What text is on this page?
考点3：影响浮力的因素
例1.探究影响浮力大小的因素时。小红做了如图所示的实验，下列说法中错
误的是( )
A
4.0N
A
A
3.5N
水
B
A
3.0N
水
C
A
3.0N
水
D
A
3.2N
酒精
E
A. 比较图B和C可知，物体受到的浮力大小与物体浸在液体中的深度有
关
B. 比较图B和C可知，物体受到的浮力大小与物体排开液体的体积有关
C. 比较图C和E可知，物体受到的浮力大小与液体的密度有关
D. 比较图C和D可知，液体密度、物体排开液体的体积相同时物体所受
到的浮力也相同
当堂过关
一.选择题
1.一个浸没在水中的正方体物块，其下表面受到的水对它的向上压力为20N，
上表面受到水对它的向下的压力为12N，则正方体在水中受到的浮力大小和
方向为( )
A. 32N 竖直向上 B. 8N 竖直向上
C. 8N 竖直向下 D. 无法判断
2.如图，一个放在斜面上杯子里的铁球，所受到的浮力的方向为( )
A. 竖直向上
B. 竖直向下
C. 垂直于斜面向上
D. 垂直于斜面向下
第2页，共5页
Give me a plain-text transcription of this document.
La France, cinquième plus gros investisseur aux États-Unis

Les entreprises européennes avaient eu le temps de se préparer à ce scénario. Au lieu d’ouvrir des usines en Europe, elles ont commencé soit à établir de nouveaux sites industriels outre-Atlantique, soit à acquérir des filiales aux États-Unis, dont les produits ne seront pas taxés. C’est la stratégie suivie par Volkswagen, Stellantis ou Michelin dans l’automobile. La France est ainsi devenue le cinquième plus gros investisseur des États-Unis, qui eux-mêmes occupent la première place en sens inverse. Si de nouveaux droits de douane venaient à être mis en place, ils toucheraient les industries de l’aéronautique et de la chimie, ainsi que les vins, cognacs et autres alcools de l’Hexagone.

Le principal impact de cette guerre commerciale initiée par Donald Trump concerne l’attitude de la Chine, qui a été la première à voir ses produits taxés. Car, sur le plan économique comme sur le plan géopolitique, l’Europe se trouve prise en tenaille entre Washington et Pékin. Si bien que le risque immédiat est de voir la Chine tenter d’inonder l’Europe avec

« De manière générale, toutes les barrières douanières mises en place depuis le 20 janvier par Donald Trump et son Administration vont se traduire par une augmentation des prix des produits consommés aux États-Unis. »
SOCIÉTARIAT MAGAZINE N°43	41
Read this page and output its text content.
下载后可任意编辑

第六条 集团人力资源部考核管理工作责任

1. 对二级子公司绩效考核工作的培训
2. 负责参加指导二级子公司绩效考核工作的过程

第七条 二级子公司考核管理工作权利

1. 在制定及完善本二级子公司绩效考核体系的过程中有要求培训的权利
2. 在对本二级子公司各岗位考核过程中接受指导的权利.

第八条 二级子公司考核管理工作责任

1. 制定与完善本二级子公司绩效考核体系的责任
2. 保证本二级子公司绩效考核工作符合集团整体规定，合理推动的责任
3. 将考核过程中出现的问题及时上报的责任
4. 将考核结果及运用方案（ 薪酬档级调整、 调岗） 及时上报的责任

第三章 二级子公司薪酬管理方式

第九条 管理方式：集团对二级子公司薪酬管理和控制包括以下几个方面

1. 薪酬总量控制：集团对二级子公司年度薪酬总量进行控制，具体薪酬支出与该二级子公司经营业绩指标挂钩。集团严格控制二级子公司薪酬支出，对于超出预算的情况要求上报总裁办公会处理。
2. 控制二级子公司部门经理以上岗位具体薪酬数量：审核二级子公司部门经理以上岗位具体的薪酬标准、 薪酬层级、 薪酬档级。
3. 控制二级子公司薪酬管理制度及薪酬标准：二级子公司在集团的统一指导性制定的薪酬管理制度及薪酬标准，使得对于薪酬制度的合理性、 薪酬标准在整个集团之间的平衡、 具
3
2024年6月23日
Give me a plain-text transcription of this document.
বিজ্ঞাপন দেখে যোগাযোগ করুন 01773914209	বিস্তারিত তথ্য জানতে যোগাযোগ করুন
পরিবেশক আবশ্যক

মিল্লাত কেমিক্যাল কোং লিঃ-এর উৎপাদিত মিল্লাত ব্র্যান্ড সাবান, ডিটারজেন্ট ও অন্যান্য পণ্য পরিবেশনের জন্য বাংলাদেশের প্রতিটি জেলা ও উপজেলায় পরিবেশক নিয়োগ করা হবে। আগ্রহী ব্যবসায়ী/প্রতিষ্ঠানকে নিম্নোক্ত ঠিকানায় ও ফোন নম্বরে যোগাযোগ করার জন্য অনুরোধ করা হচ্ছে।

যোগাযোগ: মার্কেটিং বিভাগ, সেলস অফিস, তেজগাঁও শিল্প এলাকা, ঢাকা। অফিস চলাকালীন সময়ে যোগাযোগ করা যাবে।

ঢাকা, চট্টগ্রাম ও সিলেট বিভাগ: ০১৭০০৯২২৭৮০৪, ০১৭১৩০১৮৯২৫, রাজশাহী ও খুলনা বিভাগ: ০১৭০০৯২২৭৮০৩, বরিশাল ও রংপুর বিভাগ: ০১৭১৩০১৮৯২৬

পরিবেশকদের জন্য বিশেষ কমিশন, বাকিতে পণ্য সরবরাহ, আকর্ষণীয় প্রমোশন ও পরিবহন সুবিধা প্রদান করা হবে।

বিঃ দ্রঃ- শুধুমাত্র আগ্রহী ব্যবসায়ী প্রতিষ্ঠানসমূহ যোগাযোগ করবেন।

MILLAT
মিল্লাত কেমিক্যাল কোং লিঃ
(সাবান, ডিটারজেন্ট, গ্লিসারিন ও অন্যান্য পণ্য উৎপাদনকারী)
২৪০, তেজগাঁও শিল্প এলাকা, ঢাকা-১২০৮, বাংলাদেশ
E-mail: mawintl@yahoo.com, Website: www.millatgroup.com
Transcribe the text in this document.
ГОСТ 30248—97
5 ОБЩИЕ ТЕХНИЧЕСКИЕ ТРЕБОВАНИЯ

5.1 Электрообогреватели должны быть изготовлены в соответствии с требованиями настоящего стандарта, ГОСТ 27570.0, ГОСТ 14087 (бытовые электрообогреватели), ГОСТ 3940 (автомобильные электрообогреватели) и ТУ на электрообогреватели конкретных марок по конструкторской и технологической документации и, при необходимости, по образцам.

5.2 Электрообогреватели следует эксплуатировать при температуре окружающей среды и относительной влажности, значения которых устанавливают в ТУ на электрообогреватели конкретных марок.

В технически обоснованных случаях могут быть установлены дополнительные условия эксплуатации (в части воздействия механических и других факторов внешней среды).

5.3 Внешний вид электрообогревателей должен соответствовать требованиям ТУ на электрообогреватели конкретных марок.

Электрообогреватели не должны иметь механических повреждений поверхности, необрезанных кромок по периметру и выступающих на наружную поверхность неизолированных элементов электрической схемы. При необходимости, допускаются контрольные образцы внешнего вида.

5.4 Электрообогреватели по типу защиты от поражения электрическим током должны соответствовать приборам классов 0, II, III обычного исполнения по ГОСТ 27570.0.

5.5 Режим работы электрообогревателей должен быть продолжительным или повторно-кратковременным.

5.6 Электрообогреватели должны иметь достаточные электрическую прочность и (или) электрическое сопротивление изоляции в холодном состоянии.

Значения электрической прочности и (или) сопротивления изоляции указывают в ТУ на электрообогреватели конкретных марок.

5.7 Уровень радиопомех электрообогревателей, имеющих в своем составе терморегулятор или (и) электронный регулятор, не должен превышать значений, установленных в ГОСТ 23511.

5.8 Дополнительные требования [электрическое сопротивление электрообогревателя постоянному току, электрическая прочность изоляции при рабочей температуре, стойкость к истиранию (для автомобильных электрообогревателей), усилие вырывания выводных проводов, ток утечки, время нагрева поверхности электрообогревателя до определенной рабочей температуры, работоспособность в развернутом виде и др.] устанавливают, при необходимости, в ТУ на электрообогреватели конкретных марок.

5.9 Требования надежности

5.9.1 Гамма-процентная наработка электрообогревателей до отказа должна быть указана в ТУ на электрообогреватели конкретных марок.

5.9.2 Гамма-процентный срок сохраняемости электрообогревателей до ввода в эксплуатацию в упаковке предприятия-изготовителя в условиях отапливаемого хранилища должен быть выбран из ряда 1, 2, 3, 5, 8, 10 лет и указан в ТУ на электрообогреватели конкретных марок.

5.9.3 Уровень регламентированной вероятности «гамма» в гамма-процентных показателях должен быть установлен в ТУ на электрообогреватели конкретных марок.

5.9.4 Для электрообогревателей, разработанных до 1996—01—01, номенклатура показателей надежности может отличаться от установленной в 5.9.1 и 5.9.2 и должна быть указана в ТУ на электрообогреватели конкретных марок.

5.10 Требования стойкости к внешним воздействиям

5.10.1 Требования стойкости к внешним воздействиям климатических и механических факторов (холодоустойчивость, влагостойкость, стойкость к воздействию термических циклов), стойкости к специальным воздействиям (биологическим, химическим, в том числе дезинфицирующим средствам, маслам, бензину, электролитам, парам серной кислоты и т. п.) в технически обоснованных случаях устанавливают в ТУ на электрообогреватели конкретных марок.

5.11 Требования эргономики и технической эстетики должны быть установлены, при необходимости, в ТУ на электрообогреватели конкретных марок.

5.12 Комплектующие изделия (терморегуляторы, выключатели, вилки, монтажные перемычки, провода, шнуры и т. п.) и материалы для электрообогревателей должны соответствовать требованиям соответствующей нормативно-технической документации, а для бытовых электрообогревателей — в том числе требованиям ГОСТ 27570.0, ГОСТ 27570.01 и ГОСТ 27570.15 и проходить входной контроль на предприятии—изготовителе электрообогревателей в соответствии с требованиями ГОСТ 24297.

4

_ _ _ _ _

Written request >> Within the listing above, find every line containing the string "среды" and return it.

Answer to this exercise >>
5.2 Электрообогреватели следует эксплуатировать при температуре окружающей среды и относительной влажности, значения которых устанавливают в ТУ на электрообогреватели конкретных марок.
В технически обоснованных случаях могут быть установлены дополнительные условия эксплуатации (в части воздействия механических и других факторов внешней среды).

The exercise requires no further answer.